Work to be completed: Count only the lines of the records that hold "indicating", then give the number without any other words.

Input data:
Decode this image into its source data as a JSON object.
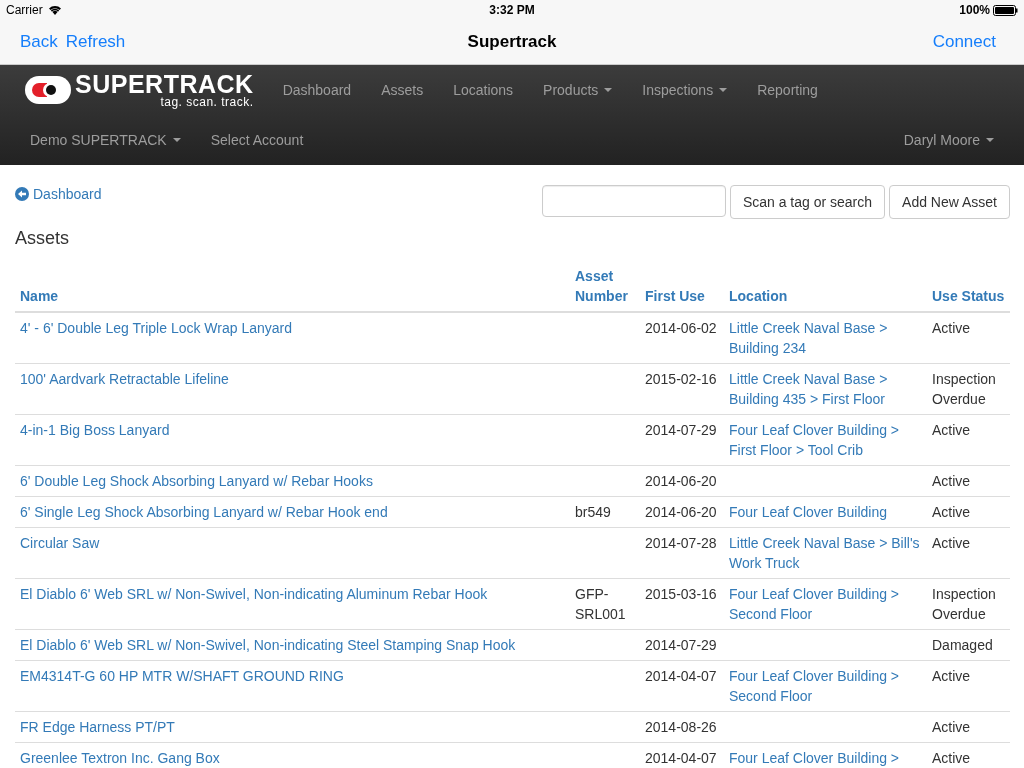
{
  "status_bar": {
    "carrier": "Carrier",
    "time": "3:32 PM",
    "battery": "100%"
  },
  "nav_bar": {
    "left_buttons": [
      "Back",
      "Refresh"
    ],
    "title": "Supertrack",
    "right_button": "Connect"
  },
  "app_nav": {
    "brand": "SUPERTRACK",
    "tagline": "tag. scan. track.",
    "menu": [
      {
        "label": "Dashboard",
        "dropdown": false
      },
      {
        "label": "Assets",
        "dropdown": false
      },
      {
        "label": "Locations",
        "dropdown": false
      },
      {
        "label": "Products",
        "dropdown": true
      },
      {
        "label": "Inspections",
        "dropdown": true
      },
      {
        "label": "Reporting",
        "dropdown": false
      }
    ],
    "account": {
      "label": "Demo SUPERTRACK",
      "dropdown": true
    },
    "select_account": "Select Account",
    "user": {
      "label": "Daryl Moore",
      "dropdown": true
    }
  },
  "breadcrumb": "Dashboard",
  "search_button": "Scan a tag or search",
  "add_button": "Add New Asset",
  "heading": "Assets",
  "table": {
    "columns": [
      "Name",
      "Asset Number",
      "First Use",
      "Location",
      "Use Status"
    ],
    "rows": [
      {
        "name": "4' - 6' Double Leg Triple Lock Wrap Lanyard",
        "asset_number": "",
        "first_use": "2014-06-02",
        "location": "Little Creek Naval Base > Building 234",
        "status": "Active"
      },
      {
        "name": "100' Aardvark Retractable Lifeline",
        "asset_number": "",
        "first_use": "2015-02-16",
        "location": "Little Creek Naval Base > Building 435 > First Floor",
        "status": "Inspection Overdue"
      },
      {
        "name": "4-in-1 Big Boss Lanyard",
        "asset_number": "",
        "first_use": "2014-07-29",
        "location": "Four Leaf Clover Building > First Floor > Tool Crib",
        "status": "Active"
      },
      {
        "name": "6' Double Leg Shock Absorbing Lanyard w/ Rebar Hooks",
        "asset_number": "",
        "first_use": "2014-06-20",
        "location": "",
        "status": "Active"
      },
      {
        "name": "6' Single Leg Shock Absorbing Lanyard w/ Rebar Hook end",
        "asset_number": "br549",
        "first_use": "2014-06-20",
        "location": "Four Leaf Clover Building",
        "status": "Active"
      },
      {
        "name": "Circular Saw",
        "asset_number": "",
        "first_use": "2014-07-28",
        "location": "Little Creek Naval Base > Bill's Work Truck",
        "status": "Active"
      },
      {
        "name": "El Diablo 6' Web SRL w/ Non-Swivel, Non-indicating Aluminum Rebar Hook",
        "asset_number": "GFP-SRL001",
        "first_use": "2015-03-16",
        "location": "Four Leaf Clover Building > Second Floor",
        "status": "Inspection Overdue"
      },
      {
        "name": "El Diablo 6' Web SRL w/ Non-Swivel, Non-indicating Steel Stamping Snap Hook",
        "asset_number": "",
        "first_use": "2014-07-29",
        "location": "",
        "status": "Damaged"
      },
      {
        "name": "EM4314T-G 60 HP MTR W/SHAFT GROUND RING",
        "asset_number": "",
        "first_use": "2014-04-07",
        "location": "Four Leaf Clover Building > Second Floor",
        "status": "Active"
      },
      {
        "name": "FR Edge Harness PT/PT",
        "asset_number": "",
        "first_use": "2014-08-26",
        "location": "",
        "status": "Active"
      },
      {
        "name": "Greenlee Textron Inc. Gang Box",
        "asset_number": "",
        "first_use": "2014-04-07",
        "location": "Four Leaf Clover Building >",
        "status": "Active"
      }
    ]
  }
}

...

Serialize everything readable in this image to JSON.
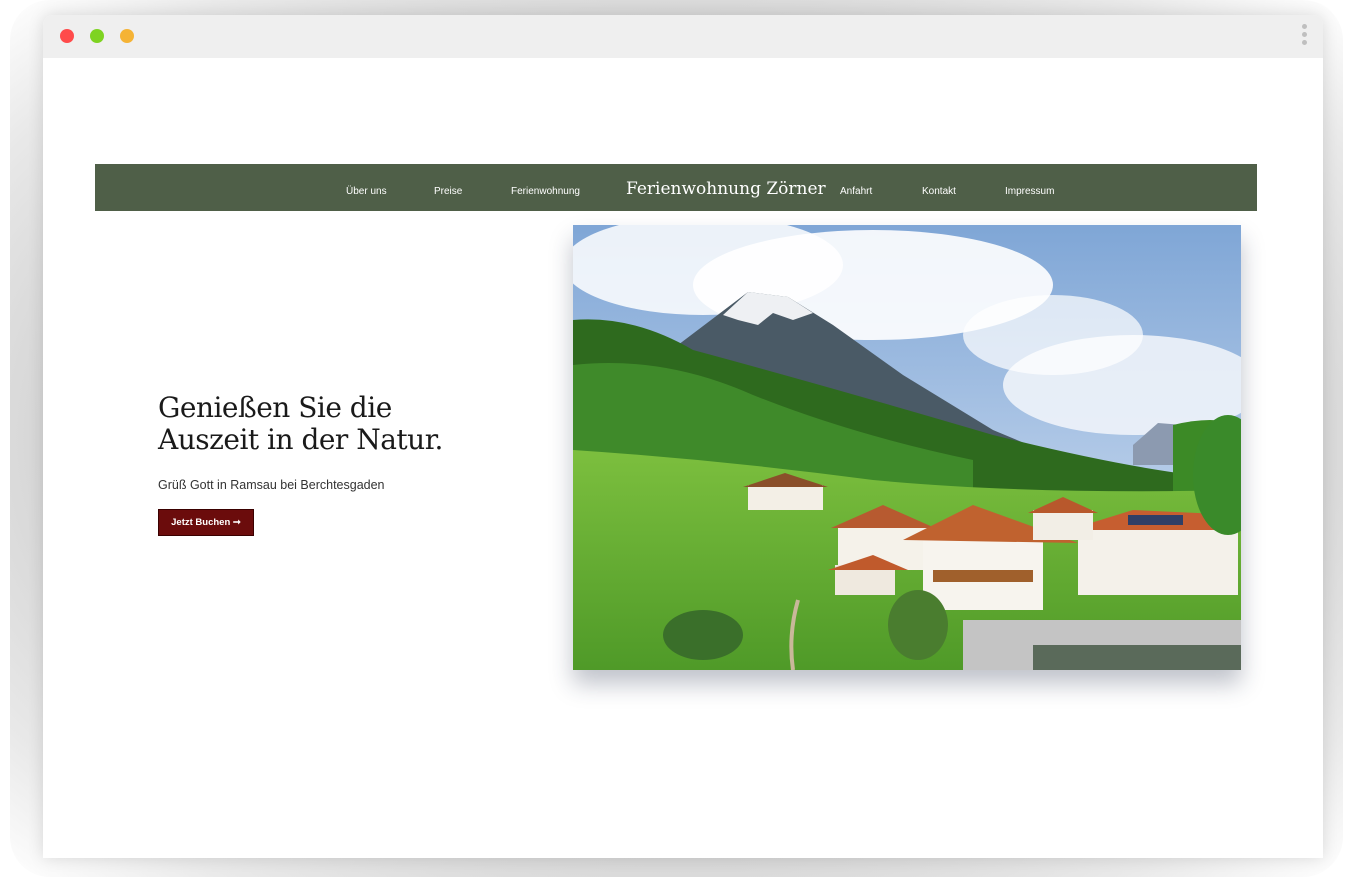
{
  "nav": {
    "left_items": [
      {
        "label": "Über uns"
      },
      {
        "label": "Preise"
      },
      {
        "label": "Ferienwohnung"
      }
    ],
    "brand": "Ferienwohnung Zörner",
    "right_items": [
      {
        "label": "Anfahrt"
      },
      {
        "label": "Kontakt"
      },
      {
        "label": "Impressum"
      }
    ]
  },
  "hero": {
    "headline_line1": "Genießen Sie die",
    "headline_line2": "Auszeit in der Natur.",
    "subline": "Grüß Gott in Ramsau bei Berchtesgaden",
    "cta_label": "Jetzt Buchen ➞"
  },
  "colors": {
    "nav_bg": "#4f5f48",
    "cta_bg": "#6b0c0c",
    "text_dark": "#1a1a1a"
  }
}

Output for this exercise: 2